* **Work to complete**:
Copy all of the material exactly. Pictures are not to appear in the copy.

Data entries
==*==
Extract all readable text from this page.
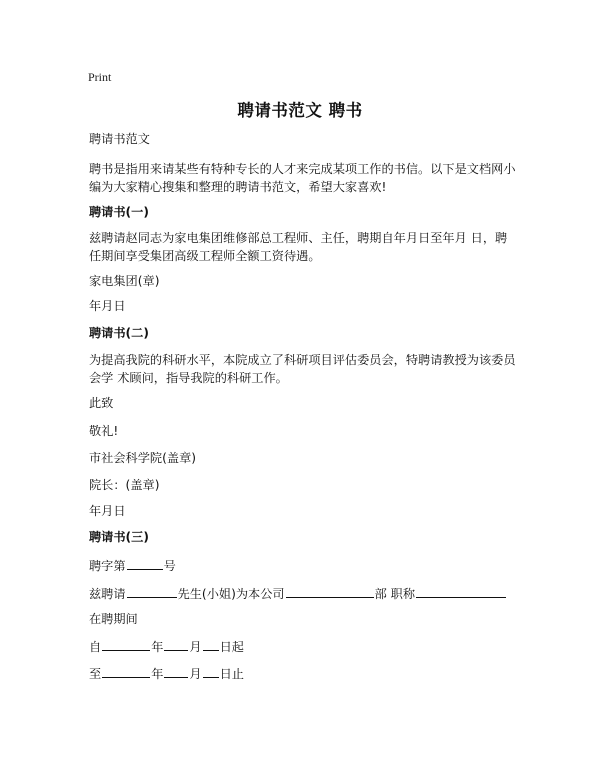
Print
聘请书范文 聘书
聘请书范文
聘书是指用来请某些有特种专长的人才来完成某项工作的书信。以下是文档网小编为大家精心搜集和整理的聘请书范文，希望大家喜欢!
聘请书(一)
兹聘请赵同志为家电集团维修部总工程师、主任，聘期自年月日至年月 日，聘任期间享受集团高级工程师全额工资待遇。
家电集团(章)
年月日
聘请书(二)
为提高我院的科研水平，本院成立了科研项目评估委员会，特聘请教授为该委员会学 术顾问，指导我院的科研工作。
此致
敬礼!
市社会科学院(盖章)
院长：(盖章)
年月日
聘请书(三)
聘字第	号
兹聘请	先生(小姐)为本公司	部 职称
在聘期间
自	年 月 日起
至	年 月 日止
==*==
* **Solution to this task**:
Extract all readable text from this page.
Print
聘请书范文 聘书
聘请书范文
聘书是指用来请某些有特种专长的人才来完成某项工作的书信。以下是文档网小编为大家精心搜集和整理的聘请书范文，希望大家喜欢!
聘请书(一)
兹聘请赵同志为家电集团维修部总工程师、主任，聘期自年月日至年月 日，聘任期间享受集团高级工程师全额工资待遇。
家电集团(章)
年月日
聘请书(二)
为提高我院的科研水平，本院成立了科研项目评估委员会，特聘请教授为该委员会学 术顾问，指导我院的科研工作。
此致
敬礼!
市社会科学院(盖章)
院长：(盖章)
年月日
聘请书(三)
聘字第	号
兹聘请	先生(小姐)为本公司	部 职称
在聘期间
自	年 月 日起
至	年 月 日止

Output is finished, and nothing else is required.